Stored entries
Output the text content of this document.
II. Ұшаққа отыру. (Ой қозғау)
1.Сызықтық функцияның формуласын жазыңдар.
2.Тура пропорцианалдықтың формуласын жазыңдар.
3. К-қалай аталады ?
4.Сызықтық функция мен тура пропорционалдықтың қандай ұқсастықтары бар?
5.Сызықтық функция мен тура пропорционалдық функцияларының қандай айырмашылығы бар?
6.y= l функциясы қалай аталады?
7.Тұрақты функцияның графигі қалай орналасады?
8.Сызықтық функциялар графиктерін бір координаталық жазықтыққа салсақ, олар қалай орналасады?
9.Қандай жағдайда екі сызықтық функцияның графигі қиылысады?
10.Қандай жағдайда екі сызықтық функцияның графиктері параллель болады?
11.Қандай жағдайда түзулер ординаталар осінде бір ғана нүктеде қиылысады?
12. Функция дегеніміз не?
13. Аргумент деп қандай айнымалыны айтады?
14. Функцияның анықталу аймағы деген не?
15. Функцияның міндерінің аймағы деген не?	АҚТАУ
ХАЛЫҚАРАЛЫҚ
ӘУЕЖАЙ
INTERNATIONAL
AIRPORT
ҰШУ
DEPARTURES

» **PROBLEM**
Show all lines from the listing above in which "қалай" appears.

» **SOLUTION**
3. К-қалай аталады ?
6.y= l функциясы қалай аталады?
7.Тұрақты функцияның графигі қалай орналасады?
8.Сызықтық функциялар графиктерін бір координаталық жазықтыққа салсақ, олар қалай орналасады?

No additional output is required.